--- START Supplied material ---

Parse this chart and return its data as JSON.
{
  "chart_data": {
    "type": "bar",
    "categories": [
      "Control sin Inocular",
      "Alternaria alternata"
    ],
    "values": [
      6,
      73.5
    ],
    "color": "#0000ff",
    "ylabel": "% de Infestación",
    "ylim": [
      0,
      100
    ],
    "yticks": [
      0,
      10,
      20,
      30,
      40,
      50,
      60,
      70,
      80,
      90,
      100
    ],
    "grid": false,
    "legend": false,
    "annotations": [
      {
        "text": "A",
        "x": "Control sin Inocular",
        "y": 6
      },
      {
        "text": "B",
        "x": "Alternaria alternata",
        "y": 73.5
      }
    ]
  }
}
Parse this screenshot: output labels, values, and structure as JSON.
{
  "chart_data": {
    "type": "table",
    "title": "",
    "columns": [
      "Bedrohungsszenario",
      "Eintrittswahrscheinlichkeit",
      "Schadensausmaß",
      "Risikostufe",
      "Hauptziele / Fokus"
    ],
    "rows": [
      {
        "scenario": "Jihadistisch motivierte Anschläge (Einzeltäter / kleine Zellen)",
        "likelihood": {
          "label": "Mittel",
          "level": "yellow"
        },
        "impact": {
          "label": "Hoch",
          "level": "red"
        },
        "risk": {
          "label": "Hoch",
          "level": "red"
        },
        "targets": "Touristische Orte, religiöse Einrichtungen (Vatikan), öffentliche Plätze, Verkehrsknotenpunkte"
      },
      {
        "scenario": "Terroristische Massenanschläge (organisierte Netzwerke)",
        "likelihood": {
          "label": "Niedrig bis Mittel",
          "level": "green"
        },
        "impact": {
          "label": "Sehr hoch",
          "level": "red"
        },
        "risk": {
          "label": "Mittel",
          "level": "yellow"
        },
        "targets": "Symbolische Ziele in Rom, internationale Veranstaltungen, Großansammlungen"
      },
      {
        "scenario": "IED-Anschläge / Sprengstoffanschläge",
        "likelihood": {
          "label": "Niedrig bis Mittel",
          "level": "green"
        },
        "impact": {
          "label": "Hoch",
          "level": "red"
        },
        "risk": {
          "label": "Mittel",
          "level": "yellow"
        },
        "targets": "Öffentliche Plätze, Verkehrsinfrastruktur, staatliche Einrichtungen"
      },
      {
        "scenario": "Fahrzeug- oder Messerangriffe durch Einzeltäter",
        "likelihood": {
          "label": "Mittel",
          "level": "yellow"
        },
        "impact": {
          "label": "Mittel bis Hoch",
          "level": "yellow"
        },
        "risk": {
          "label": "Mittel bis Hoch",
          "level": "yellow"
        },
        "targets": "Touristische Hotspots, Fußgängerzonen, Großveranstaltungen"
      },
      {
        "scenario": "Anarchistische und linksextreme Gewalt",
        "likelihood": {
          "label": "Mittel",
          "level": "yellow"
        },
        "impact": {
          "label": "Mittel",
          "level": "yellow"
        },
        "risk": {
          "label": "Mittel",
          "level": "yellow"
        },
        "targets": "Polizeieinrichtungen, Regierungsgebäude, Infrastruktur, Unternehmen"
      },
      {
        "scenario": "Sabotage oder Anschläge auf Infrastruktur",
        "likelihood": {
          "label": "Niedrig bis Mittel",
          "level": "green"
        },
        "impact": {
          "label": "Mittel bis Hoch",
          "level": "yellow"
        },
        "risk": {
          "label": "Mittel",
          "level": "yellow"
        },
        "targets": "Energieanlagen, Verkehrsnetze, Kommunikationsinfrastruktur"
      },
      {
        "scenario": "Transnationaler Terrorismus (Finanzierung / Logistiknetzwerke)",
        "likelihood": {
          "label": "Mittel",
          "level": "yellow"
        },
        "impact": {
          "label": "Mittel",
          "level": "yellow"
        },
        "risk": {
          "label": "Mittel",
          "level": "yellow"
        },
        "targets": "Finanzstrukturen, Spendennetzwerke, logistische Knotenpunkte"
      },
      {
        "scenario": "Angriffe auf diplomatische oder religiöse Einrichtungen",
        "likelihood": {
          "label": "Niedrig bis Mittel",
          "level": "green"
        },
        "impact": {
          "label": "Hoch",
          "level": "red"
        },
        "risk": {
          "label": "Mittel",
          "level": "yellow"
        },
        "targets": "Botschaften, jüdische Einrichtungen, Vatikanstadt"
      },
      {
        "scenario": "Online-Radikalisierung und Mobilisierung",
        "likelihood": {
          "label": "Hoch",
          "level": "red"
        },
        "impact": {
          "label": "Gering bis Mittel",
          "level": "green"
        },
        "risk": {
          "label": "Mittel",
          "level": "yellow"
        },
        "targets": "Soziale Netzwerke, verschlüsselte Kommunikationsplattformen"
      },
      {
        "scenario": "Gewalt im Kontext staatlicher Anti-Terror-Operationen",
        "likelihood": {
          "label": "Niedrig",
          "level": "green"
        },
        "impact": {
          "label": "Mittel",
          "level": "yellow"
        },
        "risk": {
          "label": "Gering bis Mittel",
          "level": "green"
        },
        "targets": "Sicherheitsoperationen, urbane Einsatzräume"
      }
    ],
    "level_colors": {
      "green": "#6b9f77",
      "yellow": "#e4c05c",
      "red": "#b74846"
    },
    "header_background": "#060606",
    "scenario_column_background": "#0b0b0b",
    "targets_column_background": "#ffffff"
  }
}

--- END Supplied material ---

= Task instructions =
Write out the complete set of records exactly as given.

= Output below =
Parse this chart and return its data as JSON.
{
  "chart_data": {
    "type": "bar",
    "categories": [
      "Control sin Inocular",
      "Alternaria alternata"
    ],
    "values": [
      6,
      73.5
    ],
    "color": "#0000ff",
    "ylabel": "% de Infestación",
    "ylim": [
      0,
      100
    ],
    "yticks": [
      0,
      10,
      20,
      30,
      40,
      50,
      60,
      70,
      80,
      90,
      100
    ],
    "grid": false,
    "legend": false,
    "annotations": [
      {
        "text": "A",
        "x": "Control sin Inocular",
        "y": 6
      },
      {
        "text": "B",
        "x": "Alternaria alternata",
        "y": 73.5
      }
    ]
  }
}
Parse this screenshot: output labels, values, and structure as JSON.
{
  "chart_data": {
    "type": "table",
    "title": "",
    "columns": [
      "Bedrohungsszenario",
      "Eintrittswahrscheinlichkeit",
      "Schadensausmaß",
      "Risikostufe",
      "Hauptziele / Fokus"
    ],
    "rows": [
      {
        "scenario": "Jihadistisch motivierte Anschläge (Einzeltäter / kleine Zellen)",
        "likelihood": {
          "label": "Mittel",
          "level": "yellow"
        },
        "impact": {
          "label": "Hoch",
          "level": "red"
        },
        "risk": {
          "label": "Hoch",
          "level": "red"
        },
        "targets": "Touristische Orte, religiöse Einrichtungen (Vatikan), öffentliche Plätze, Verkehrsknotenpunkte"
      },
      {
        "scenario": "Terroristische Massenanschläge (organisierte Netzwerke)",
        "likelihood": {
          "label": "Niedrig bis Mittel",
          "level": "green"
        },
        "impact": {
          "label": "Sehr hoch",
          "level": "red"
        },
        "risk": {
          "label": "Mittel",
          "level": "yellow"
        },
        "targets": "Symbolische Ziele in Rom, internationale Veranstaltungen, Großansammlungen"
      },
      {
        "scenario": "IED-Anschläge / Sprengstoffanschläge",
        "likelihood": {
          "label": "Niedrig bis Mittel",
          "level": "green"
        },
        "impact": {
          "label": "Hoch",
          "level": "red"
        },
        "risk": {
          "label": "Mittel",
          "level": "yellow"
        },
        "targets": "Öffentliche Plätze, Verkehrsinfrastruktur, staatliche Einrichtungen"
      },
      {
        "scenario": "Fahrzeug- oder Messerangriffe durch Einzeltäter",
        "likelihood": {
          "label": "Mittel",
          "level": "yellow"
        },
        "impact": {
          "label": "Mittel bis Hoch",
          "level": "yellow"
        },
        "risk": {
          "label": "Mittel bis Hoch",
          "level": "yellow"
        },
        "targets": "Touristische Hotspots, Fußgängerzonen, Großveranstaltungen"
      },
      {
        "scenario": "Anarchistische und linksextreme Gewalt",
        "likelihood": {
          "label": "Mittel",
          "level": "yellow"
        },
        "impact": {
          "label": "Mittel",
          "level": "yellow"
        },
        "risk": {
          "label": "Mittel",
          "level": "yellow"
        },
        "targets": "Polizeieinrichtungen, Regierungsgebäude, Infrastruktur, Unternehmen"
      },
      {
        "scenario": "Sabotage oder Anschläge auf Infrastruktur",
        "likelihood": {
          "label": "Niedrig bis Mittel",
          "level": "green"
        },
        "impact": {
          "label": "Mittel bis Hoch",
          "level": "yellow"
        },
        "risk": {
          "label": "Mittel",
          "level": "yellow"
        },
        "targets": "Energieanlagen, Verkehrsnetze, Kommunikationsinfrastruktur"
      },
      {
        "scenario": "Transnationaler Terrorismus (Finanzierung / Logistiknetzwerke)",
        "likelihood": {
          "label": "Mittel",
          "level": "yellow"
        },
        "impact": {
          "label": "Mittel",
          "level": "yellow"
        },
        "risk": {
          "label": "Mittel",
          "level": "yellow"
        },
        "targets": "Finanzstrukturen, Spendennetzwerke, logistische Knotenpunkte"
      },
      {
        "scenario": "Angriffe auf diplomatische oder religiöse Einrichtungen",
        "likelihood": {
          "label": "Niedrig bis Mittel",
          "level": "green"
        },
        "impact": {
          "label": "Hoch",
          "level": "red"
        },
        "risk": {
          "label": "Mittel",
          "level": "yellow"
        },
        "targets": "Botschaften, jüdische Einrichtungen, Vatikanstadt"
      },
      {
        "scenario": "Online-Radikalisierung und Mobilisierung",
        "likelihood": {
          "label": "Hoch",
          "level": "red"
        },
        "impact": {
          "label": "Gering bis Mittel",
          "level": "green"
        },
        "risk": {
          "label": "Mittel",
          "level": "yellow"
        },
        "targets": "Soziale Netzwerke, verschlüsselte Kommunikationsplattformen"
      },
      {
        "scenario": "Gewalt im Kontext staatlicher Anti-Terror-Operationen",
        "likelihood": {
          "label": "Niedrig",
          "level": "green"
        },
        "impact": {
          "label": "Mittel",
          "level": "yellow"
        },
        "risk": {
          "label": "Gering bis Mittel",
          "level": "green"
        },
        "targets": "Sicherheitsoperationen, urbane Einsatzräume"
      }
    ],
    "level_colors": {
      "green": "#6b9f77",
      "yellow": "#e4c05c",
      "red": "#b74846"
    },
    "header_background": "#060606",
    "scenario_column_background": "#0b0b0b",
    "targets_column_background": "#ffffff"
  }
}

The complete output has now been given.